RECORDED INFORMATION
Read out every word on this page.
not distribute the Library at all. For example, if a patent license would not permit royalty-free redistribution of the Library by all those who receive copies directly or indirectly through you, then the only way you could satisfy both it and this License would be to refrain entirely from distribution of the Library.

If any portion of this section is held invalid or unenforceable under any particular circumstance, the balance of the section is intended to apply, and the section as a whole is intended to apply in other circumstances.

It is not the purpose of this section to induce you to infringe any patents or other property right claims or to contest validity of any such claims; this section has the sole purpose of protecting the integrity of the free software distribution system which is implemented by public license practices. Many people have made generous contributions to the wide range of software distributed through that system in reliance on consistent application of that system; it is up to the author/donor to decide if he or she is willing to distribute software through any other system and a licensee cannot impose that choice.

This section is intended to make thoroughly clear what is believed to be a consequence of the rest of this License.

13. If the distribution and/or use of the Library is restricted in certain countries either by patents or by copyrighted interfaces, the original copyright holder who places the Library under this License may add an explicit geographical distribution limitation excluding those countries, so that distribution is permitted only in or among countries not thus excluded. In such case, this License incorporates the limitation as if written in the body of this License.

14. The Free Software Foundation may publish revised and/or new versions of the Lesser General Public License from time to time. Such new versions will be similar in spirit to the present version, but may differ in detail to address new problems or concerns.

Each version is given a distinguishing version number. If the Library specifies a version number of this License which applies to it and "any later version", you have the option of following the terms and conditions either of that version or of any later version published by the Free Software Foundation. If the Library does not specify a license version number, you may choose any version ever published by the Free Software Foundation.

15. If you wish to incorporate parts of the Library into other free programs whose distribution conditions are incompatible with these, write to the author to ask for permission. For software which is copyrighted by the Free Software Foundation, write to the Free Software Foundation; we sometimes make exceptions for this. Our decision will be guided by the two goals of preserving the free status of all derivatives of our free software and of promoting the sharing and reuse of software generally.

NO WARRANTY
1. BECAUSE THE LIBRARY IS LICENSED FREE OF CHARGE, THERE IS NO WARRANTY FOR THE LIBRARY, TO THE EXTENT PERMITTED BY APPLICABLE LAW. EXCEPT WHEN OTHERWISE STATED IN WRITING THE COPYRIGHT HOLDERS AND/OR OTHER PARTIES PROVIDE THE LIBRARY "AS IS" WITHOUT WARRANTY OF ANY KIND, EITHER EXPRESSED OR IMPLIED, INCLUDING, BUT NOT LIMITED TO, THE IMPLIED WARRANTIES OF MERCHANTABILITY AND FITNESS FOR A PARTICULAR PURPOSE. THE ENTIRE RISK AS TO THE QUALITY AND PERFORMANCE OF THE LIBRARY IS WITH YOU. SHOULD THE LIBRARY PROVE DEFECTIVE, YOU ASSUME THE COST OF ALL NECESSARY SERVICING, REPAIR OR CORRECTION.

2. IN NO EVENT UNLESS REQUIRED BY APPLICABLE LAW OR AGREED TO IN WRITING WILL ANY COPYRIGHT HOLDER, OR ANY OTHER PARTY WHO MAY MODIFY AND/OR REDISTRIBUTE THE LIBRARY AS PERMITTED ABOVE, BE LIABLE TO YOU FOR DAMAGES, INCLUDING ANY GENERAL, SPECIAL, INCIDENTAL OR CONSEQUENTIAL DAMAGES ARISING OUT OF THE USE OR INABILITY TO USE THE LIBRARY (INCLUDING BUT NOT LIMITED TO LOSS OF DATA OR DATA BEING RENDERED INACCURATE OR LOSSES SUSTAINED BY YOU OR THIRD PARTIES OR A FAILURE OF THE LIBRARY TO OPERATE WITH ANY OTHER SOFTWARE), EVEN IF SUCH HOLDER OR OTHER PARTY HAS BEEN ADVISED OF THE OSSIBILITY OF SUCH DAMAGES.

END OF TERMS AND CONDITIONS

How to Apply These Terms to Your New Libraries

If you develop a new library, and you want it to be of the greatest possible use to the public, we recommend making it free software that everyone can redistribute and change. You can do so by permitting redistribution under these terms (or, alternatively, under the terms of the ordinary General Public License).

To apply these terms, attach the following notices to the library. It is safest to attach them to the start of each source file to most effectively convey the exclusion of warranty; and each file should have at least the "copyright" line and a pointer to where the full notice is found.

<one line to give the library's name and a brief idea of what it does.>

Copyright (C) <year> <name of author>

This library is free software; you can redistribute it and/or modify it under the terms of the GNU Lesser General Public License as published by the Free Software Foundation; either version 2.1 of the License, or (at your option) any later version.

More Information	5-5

PROBLEM STATEMENT
Exactly as shown, repeat every record.

RESULT FOR THIS EXERCISE
Read out every word on this page.
not distribute the Library at all. For example, if a patent license would not permit royalty-free redistribution of the Library by all those who receive copies directly or indirectly through you, then the only way you could satisfy both it and this License would be to refrain entirely from distribution of the Library.

If any portion of this section is held invalid or unenforceable under any particular circumstance, the balance of the section is intended to apply, and the section as a whole is intended to apply in other circumstances.

It is not the purpose of this section to induce you to infringe any patents or other property right claims or to contest validity of any such claims; this section has the sole purpose of protecting the integrity of the free software distribution system which is implemented by public license practices. Many people have made generous contributions to the wide range of software distributed through that system in reliance on consistent application of that system; it is up to the author/donor to decide if he or she is willing to distribute software through any other system and a licensee cannot impose that choice.

This section is intended to make thoroughly clear what is believed to be a consequence of the rest of this License.

13. If the distribution and/or use of the Library is restricted in certain countries either by patents or by copyrighted interfaces, the original copyright holder who places the Library under this License may add an explicit geographical distribution limitation excluding those countries, so that distribution is permitted only in or among countries not thus excluded. In such case, this License incorporates the limitation as if written in the body of this License.

14. The Free Software Foundation may publish revised and/or new versions of the Lesser General Public License from time to time. Such new versions will be similar in spirit to the present version, but may differ in detail to address new problems or concerns.

Each version is given a distinguishing version number. If the Library specifies a version number of this License which applies to it and "any later version", you have the option of following the terms and conditions either of that version or of any later version published by the Free Software Foundation. If the Library does not specify a license version number, you may choose any version ever published by the Free Software Foundation.

15. If you wish to incorporate parts of the Library into other free programs whose distribution conditions are incompatible with these, write to the author to ask for permission. For software which is copyrighted by the Free Software Foundation, write to the Free Software Foundation; we sometimes make exceptions for this. Our decision will be guided by the two goals of preserving the free status of all derivatives of our free software and of promoting the sharing and reuse of software generally.

NO WARRANTY
1. BECAUSE THE LIBRARY IS LICENSED FREE OF CHARGE, THERE IS NO WARRANTY FOR THE LIBRARY, TO THE EXTENT PERMITTED BY APPLICABLE LAW. EXCEPT WHEN OTHERWISE STATED IN WRITING THE COPYRIGHT HOLDERS AND/OR OTHER PARTIES PROVIDE THE LIBRARY "AS IS" WITHOUT WARRANTY OF ANY KIND, EITHER EXPRESSED OR IMPLIED, INCLUDING, BUT NOT LIMITED TO, THE IMPLIED WARRANTIES OF MERCHANTABILITY AND FITNESS FOR A PARTICULAR PURPOSE. THE ENTIRE RISK AS TO THE QUALITY AND PERFORMANCE OF THE LIBRARY IS WITH YOU. SHOULD THE LIBRARY PROVE DEFECTIVE, YOU ASSUME THE COST OF ALL NECESSARY SERVICING, REPAIR OR CORRECTION.

2. IN NO EVENT UNLESS REQUIRED BY APPLICABLE LAW OR AGREED TO IN WRITING WILL ANY COPYRIGHT HOLDER, OR ANY OTHER PARTY WHO MAY MODIFY AND/OR REDISTRIBUTE THE LIBRARY AS PERMITTED ABOVE, BE LIABLE TO YOU FOR DAMAGES, INCLUDING ANY GENERAL, SPECIAL, INCIDENTAL OR CONSEQUENTIAL DAMAGES ARISING OUT OF THE USE OR INABILITY TO USE THE LIBRARY (INCLUDING BUT NOT LIMITED TO LOSS OF DATA OR DATA BEING RENDERED INACCURATE OR LOSSES SUSTAINED BY YOU OR THIRD PARTIES OR A FAILURE OF THE LIBRARY TO OPERATE WITH ANY OTHER SOFTWARE), EVEN IF SUCH HOLDER OR OTHER PARTY HAS BEEN ADVISED OF THE OSSIBILITY OF SUCH DAMAGES.

END OF TERMS AND CONDITIONS

How to Apply These Terms to Your New Libraries

If you develop a new library, and you want it to be of the greatest possible use to the public, we recommend making it free software that everyone can redistribute and change. You can do so by permitting redistribution under these terms (or, alternatively, under the terms of the ordinary General Public License).

To apply these terms, attach the following notices to the library. It is safest to attach them to the start of each source file to most effectively convey the exclusion of warranty; and each file should have at least the "copyright" line and a pointer to where the full notice is found.

<one line to give the library's name and a brief idea of what it does.>

Copyright (C) <year> <name of author>

This library is free software; you can redistribute it and/or modify it under the terms of the GNU Lesser General Public License as published by the Free Software Foundation; either version 2.1 of the License, or (at your option) any later version.

More Information	5-5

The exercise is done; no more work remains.